- [TASK]: The records below need retyping in full; give them again exactly.

- [DATA TO USE]:

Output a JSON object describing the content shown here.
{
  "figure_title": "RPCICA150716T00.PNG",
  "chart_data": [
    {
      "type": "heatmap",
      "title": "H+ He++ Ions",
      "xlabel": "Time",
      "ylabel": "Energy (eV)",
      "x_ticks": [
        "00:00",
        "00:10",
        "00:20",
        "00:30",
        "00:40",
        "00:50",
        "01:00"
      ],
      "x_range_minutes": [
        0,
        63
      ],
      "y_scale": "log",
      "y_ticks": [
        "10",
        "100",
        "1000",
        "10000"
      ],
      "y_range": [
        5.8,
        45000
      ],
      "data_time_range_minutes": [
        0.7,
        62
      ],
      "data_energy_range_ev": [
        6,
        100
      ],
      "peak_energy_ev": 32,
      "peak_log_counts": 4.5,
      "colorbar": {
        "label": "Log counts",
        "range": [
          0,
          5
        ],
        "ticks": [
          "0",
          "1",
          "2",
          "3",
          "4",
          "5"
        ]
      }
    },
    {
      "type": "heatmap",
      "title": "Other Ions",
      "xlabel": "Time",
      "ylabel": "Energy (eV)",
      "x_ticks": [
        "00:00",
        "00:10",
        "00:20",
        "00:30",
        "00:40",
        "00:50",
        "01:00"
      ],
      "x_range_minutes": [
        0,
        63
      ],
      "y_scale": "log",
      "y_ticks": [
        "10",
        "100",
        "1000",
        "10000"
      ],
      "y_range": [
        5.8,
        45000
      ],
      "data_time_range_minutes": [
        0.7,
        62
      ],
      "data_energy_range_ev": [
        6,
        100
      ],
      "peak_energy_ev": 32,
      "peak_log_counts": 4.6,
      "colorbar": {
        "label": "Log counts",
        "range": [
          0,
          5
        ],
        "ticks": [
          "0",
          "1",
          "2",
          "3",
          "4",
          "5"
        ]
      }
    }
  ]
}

- [EXERCISE ANSWER]:
Output a JSON object describing the content shown here.
{
  "figure_title": "RPCICA150716T00.PNG",
  "chart_data": [
    {
      "type": "heatmap",
      "title": "H+ He++ Ions",
      "xlabel": "Time",
      "ylabel": "Energy (eV)",
      "x_ticks": [
        "00:00",
        "00:10",
        "00:20",
        "00:30",
        "00:40",
        "00:50",
        "01:00"
      ],
      "x_range_minutes": [
        0,
        63
      ],
      "y_scale": "log",
      "y_ticks": [
        "10",
        "100",
        "1000",
        "10000"
      ],
      "y_range": [
        5.8,
        45000
      ],
      "data_time_range_minutes": [
        0.7,
        62
      ],
      "data_energy_range_ev": [
        6,
        100
      ],
      "peak_energy_ev": 32,
      "peak_log_counts": 4.5,
      "colorbar": {
        "label": "Log counts",
        "range": [
          0,
          5
        ],
        "ticks": [
          "0",
          "1",
          "2",
          "3",
          "4",
          "5"
        ]
      }
    },
    {
      "type": "heatmap",
      "title": "Other Ions",
      "xlabel": "Time",
      "ylabel": "Energy (eV)",
      "x_ticks": [
        "00:00",
        "00:10",
        "00:20",
        "00:30",
        "00:40",
        "00:50",
        "01:00"
      ],
      "x_range_minutes": [
        0,
        63
      ],
      "y_scale": "log",
      "y_ticks": [
        "10",
        "100",
        "1000",
        "10000"
      ],
      "y_range": [
        5.8,
        45000
      ],
      "data_time_range_minutes": [
        0.7,
        62
      ],
      "data_energy_range_ev": [
        6,
        100
      ],
      "peak_energy_ev": 32,
      "peak_log_counts": 4.6,
      "colorbar": {
        "label": "Log counts",
        "range": [
          0,
          5
        ],
        "ticks": [
          "0",
          "1",
          "2",
          "3",
          "4",
          "5"
        ]
      }
    }
  ]
}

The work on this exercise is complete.